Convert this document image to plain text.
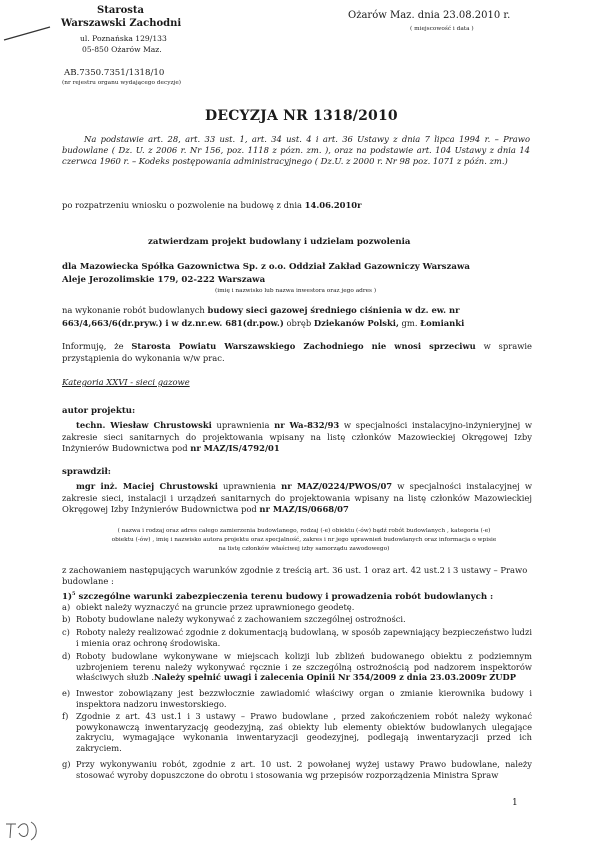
Starosta
Warszawski Zachodni
ul. Poznańska 129/133
05-850 Ożarów Maz.
AB.7350.7351/1318/10
(nr rejestru organu wydającego decyzje)
Ożarów Maz. dnia 23.08.2010 r.
( miejscowość i data )
DECYZJA NR 1318/2010
Na podstawie art. 28, art. 33 ust. 1, art. 34 ust. 4 i art. 36 Ustawy z dnia 7 lipca 1994 r. – Prawo budowlane ( Dz. U. z 2006 r. Nr 156, poz. 1118 z pózn. zm. ), oraz na podstawie art. 104 Ustawy z dnia 14 czerwca 1960 r. – Kodeks postępowania administracyjnego ( Dz.U. z 2000 r. Nr 98 poz. 1071 z późn. zm.)
po rozpatrzeniu wniosku o pozwolenie na budowę z dnia 14.06.2010r
zatwierdzam projekt budowlany i udzielam pozwolenia
dla Mazowiecka Spółka Gazownictwa Sp. z o.o. Oddział Zakład Gazowniczy Warszawa
Aleje Jerozolimskie 179, 02-222 Warszawa
(imię i nazwisko lub nazwa inwestora oraz jego adres )
na wykonanie robót budowlanych budowy sieci gazowej średniego ciśnienia w dz. ew. nr
663/4,663/6(dr.pryw.) i w dz.nr.ew. 681(dr.pow.) obręb Dziekanów Polski, gm. Łomianki
Informuję, że Starosta Powiatu Warszawskiego Zachodniego nie wnosi sprzeciwu w sprawie przystąpienia do wykonania w/w prac.
Kategoria XXVI - sieci gazowe
autor projektu:
techn. Wiesław Chrustowski uprawnienia nr Wa-832/93 w specjalności instalacyjno-inżynieryjnej w zakresie sieci sanitarnych do projektowania wpisany na listę członków Mazowieckiej Okręgowej Izby Inżynierów Budownictwa pod nr MAZ/IS/4792/01
sprawdził:
mgr inż. Maciej Chrustowski uprawnienia nr MAZ/0224/PWOS/07 w specjalności instalacyjnej w zakresie sieci, instalacji i urządzeń sanitarnych do projektowania wpisany na listę członków Mazowieckiej Okręgowej Izby Inżynierów Budownictwa pod nr MAZ/IS/0668/07
( nazwa i rodzaj oraz adres całego zamierzenia budowlanego, rodzaj (-e) obiektu (-ów) bądź robót budowlanych , kategoria (-e) obiektu (-ów) , imię i nazwisko autora projektu oraz specjalność, zakres i nr jego uprawnień budowlanych oraz informacja o wpisie na listę członków właściwej izby samorządu zawodowego)
z zachowaniem następujących warunków zgodnie z treścią art. 36 ust. 1 oraz art. 42 ust.2 i 3 ustawy – Prawo budowlane :
1)$^5$ szczególne warunki zabezpieczenia terenu budowy i prowadzenia robót budowlanych :
a) obiekt należy wyznaczyć na gruncie przez uprawnionego geodetę.
b) Roboty budowlane należy wykonywać z zachowaniem szczególnej ostrożności.
c) Roboty należy realizować zgodnie z dokumentacją budowlaną, w sposób zapewniający bezpieczeństwo ludzi i mienia oraz ochronę środowiska.
d) Roboty budowlane wykonywane w miejscach kolizji lub zbliżeń budowanego obiektu z podziemnym uzbrojeniem terenu należy wykonywać ręcznie i ze szczególną ostrożnością pod nadzorem inspektorów właściwych służb .Należy spełnić uwagi i zalecenia Opinii Nr 354/2009 z dnia 23.03.2009r ZUDP
e) Inwestor zobowiązany jest bezzwłocznie zawiadomić właściwy organ o zmianie kierownika budowy i inspektora nadzoru inwestorskiego.
f) Zgodnie z art. 43 ust.1 i 3 ustawy – Prawo budowlane , przed zakończeniem robót należy wykonać powykonawczą inwentaryzację geodezyjną, zaś obiekty lub elementy obiektów budowlanych ulegające zakryciu, wymagające wykonania inwentaryzacji geodezyjnej, podlegają inwentaryzacji przed ich zakryciem.
g) Przy wykonywaniu robót, zgodnie z art. 10 ust. 2 powołanej wyżej ustawy Prawo budowlane, należy stosować wyroby dopuszczone do obrotu i stosowania wg przepisów rozporządzenia Ministra Spraw
1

======

• _The exercise_: Every line of the listing that holds "imię" is to be counted; give only the resulting number.

• _Right answer_: 2